- [Written task] Spot each line in the records below where the word "mean" occurs, then copy it.

=== Provided records ===

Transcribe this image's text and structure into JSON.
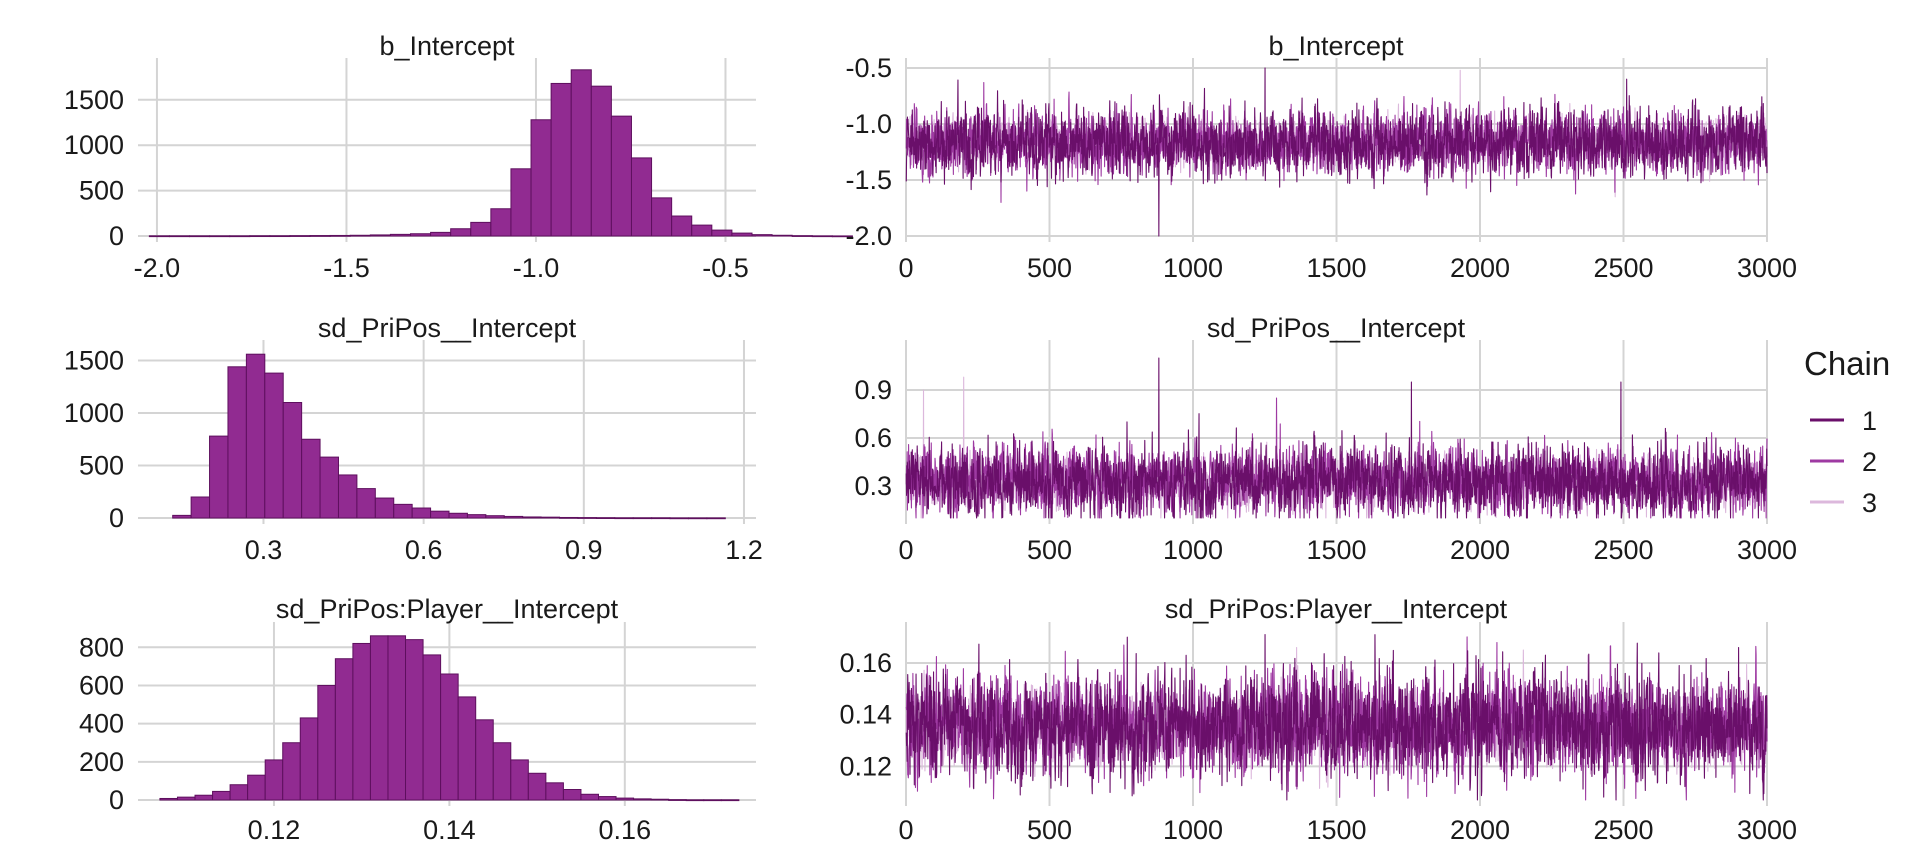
{
  "colors": {
    "hist_fill": "#912b91",
    "hist_stroke": "#5e0f5e",
    "chain1": "#6a0f6a",
    "chain2": "#9e3aa2",
    "chain3": "#dcb8dc",
    "grid": "#d4d4d4",
    "text": "#1a1a1a",
    "background": "#ffffff"
  },
  "legend": {
    "title": "Chain",
    "items": [
      {
        "label": "1",
        "color": "#6a0f6a"
      },
      {
        "label": "2",
        "color": "#9e3aa2"
      },
      {
        "label": "3",
        "color": "#dcb8dc"
      }
    ]
  },
  "chart_data": [
    {
      "type": "bar",
      "subtype": "histogram",
      "title": "b_Intercept",
      "xlim": [
        -2.05,
        -0.43
      ],
      "ylim": [
        0,
        1850
      ],
      "xticks": [
        -2.0,
        -1.5,
        -1.0,
        -0.5
      ],
      "xtick_labels": [
        "-2.0",
        "-1.5",
        "-1.0",
        "-0.5"
      ],
      "yticks": [
        0,
        500,
        1000,
        1500
      ],
      "ytick_labels": [
        "0",
        "500",
        "1000",
        "1500"
      ],
      "bin_start": -2.02,
      "bin_width": 0.053,
      "values": [
        2,
        2,
        2,
        2,
        2,
        3,
        3,
        4,
        5,
        6,
        8,
        12,
        18,
        25,
        40,
        80,
        150,
        300,
        740,
        1280,
        1680,
        1830,
        1650,
        1320,
        860,
        420,
        220,
        120,
        65,
        32,
        15,
        8,
        4,
        2,
        1
      ]
    },
    {
      "type": "line",
      "subtype": "trace",
      "title": "b_Intercept",
      "xlim": [
        0,
        3000
      ],
      "ylim": [
        -2.0,
        -0.5
      ],
      "xticks": [
        0,
        500,
        1000,
        1500,
        2000,
        2500,
        3000
      ],
      "xtick_labels": [
        "0",
        "500",
        "1000",
        "1500",
        "2000",
        "2500",
        "3000"
      ],
      "yticks": [
        -2.0,
        -1.5,
        -1.0,
        -0.5
      ],
      "ytick_labels": [
        "-2.0",
        "-1.5",
        "-1.0",
        "-0.5"
      ],
      "n_iterations": 3000,
      "series": [
        {
          "name": "1",
          "mean": -1.17,
          "sd": 0.14,
          "spikes": [
            [
              880,
              -2.0
            ],
            [
              1250,
              -0.46
            ],
            [
              2510,
              -0.6
            ]
          ]
        },
        {
          "name": "2",
          "mean": -1.16,
          "sd": 0.13,
          "spikes": [
            [
              270,
              -0.63
            ],
            [
              330,
              -1.7
            ]
          ]
        },
        {
          "name": "3",
          "mean": -1.15,
          "sd": 0.09,
          "spikes": [
            [
              1930,
              -0.52
            ],
            [
              2470,
              -1.65
            ]
          ]
        }
      ]
    },
    {
      "type": "bar",
      "subtype": "histogram",
      "title": "sd_PriPos__Intercept",
      "xlim": [
        0.065,
        1.215
      ],
      "ylim": [
        0,
        1600
      ],
      "xticks": [
        0.3,
        0.6,
        0.9,
        1.2
      ],
      "xtick_labels": [
        "0.3",
        "0.6",
        "0.9",
        "1.2"
      ],
      "yticks": [
        0,
        500,
        1000,
        1500
      ],
      "ytick_labels": [
        "0",
        "500",
        "1000",
        "1500"
      ],
      "bin_start": 0.13,
      "bin_width": 0.0345,
      "values": [
        25,
        200,
        780,
        1440,
        1560,
        1380,
        1100,
        750,
        580,
        410,
        280,
        190,
        130,
        95,
        65,
        45,
        32,
        22,
        15,
        10,
        8,
        5,
        4,
        3,
        2,
        2,
        2,
        1,
        1,
        1
      ]
    },
    {
      "type": "line",
      "subtype": "trace",
      "title": "sd_PriPos__Intercept",
      "xlim": [
        0,
        3000
      ],
      "ylim": [
        0.1,
        1.15
      ],
      "xticks": [
        0,
        500,
        1000,
        1500,
        2000,
        2500,
        3000
      ],
      "xtick_labels": [
        "0",
        "500",
        "1000",
        "1500",
        "2000",
        "2500",
        "3000"
      ],
      "yticks": [
        0.3,
        0.6,
        0.9
      ],
      "ytick_labels": [
        "0.3",
        "0.6",
        "0.9"
      ],
      "n_iterations": 3000,
      "series": [
        {
          "name": "1",
          "mean": 0.33,
          "sd": 0.1,
          "spikes": [
            [
              880,
              1.1
            ],
            [
              1760,
              0.95
            ],
            [
              2490,
              0.95
            ]
          ]
        },
        {
          "name": "2",
          "mean": 0.33,
          "sd": 0.1,
          "spikes": [
            [
              1290,
              0.85
            ]
          ]
        },
        {
          "name": "3",
          "mean": 0.32,
          "sd": 0.07,
          "spikes": [
            [
              60,
              0.9
            ],
            [
              200,
              0.98
            ]
          ]
        }
      ]
    },
    {
      "type": "bar",
      "subtype": "histogram",
      "title": "sd_PriPos:Player__Intercept",
      "xlim": [
        0.1045,
        0.1745
      ],
      "ylim": [
        0,
        880
      ],
      "xticks": [
        0.12,
        0.14,
        0.16
      ],
      "xtick_labels": [
        "0.12",
        "0.14",
        "0.16"
      ],
      "yticks": [
        0,
        200,
        400,
        600,
        800
      ],
      "ytick_labels": [
        "0",
        "200",
        "400",
        "600",
        "800"
      ],
      "bin_start": 0.107,
      "bin_width": 0.002,
      "values": [
        8,
        15,
        25,
        45,
        80,
        130,
        210,
        300,
        430,
        600,
        740,
        820,
        860,
        860,
        840,
        760,
        660,
        540,
        420,
        300,
        210,
        140,
        90,
        55,
        30,
        18,
        10,
        6,
        4,
        2,
        1,
        1,
        1
      ]
    },
    {
      "type": "line",
      "subtype": "trace",
      "title": "sd_PriPos:Player__Intercept",
      "xlim": [
        0,
        3000
      ],
      "ylim": [
        0.107,
        0.172
      ],
      "xticks": [
        0,
        500,
        1000,
        1500,
        2000,
        2500,
        3000
      ],
      "xtick_labels": [
        "0",
        "500",
        "1000",
        "1500",
        "2000",
        "2500",
        "3000"
      ],
      "yticks": [
        0.12,
        0.14,
        0.16
      ],
      "ytick_labels": [
        "0.12",
        "0.14",
        "0.16"
      ],
      "n_iterations": 3000,
      "series": [
        {
          "name": "1",
          "mean": 0.136,
          "sd": 0.0095,
          "spikes": [
            [
              770,
              0.17
            ],
            [
              1250,
              0.171
            ],
            [
              2900,
              0.166
            ]
          ]
        },
        {
          "name": "2",
          "mean": 0.136,
          "sd": 0.009,
          "spikes": [
            [
              1510,
              0.108
            ]
          ]
        },
        {
          "name": "3",
          "mean": 0.1355,
          "sd": 0.0065,
          "spikes": [
            [
              1360,
              0.166
            ],
            [
              2150,
              0.165
            ]
          ]
        }
      ]
    }
  ]
}
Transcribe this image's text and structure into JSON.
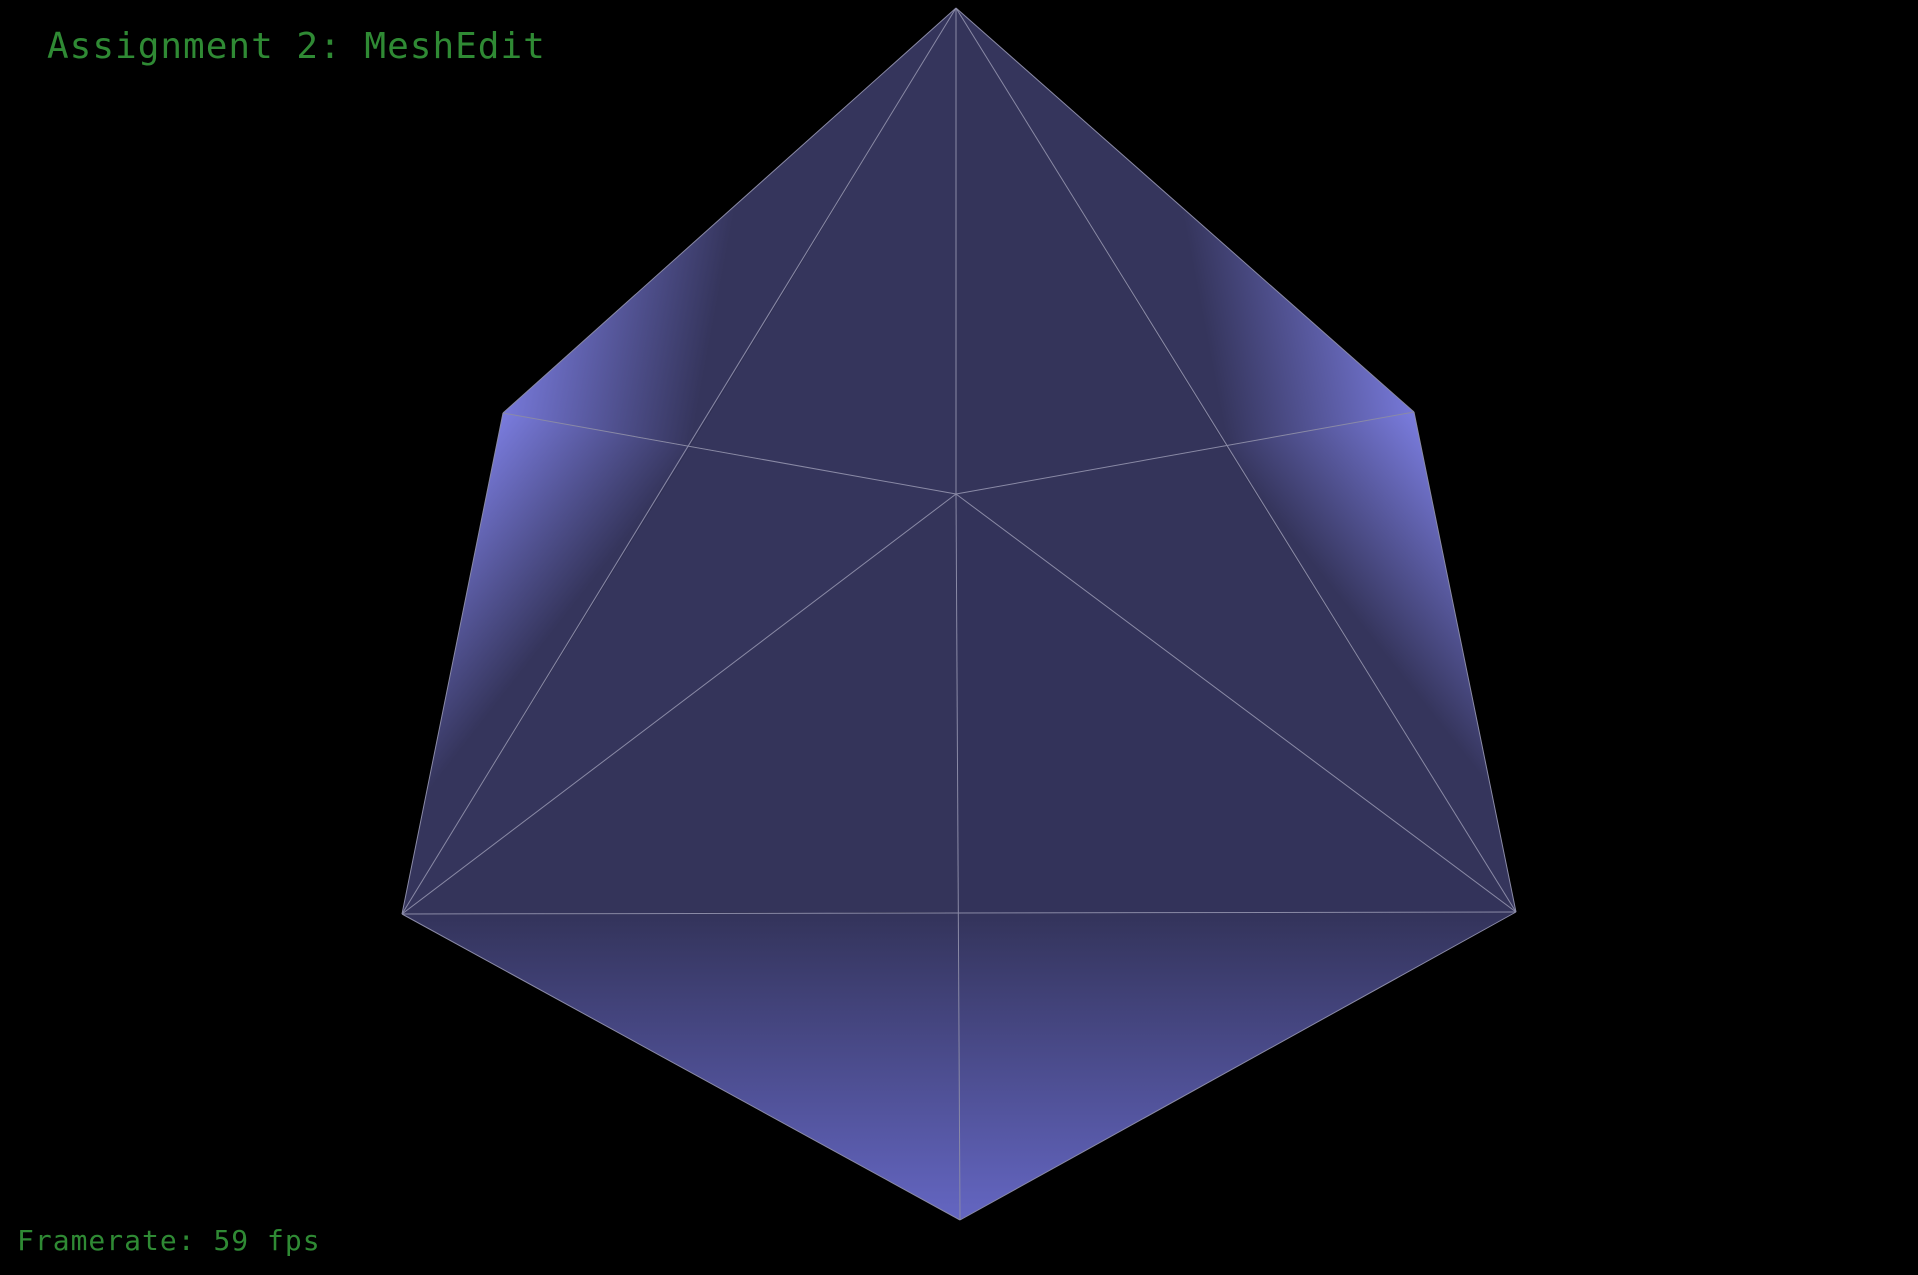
{
  "app": {
    "title": "Assignment 2: MeshEdit"
  },
  "hud": {
    "framerate_label": "Framerate:",
    "framerate_value": "59",
    "framerate_unit": "fps"
  },
  "colors": {
    "background": "#000000",
    "hud_text": "#2f8a34",
    "face_dark": "#34345a",
    "face_light": "#7476d6",
    "wireframe": "#8a8aa6"
  }
}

===

- [Solution to this problem]
          "mean": -1.17,
          "mean": -1.16,
          "mean": -1.15,
          "mean": 0.33,
          "mean": 0.33,
          "mean": 0.32,
          "mean": 0.136,
          "mean": 0.136,
          "mean": 0.1355,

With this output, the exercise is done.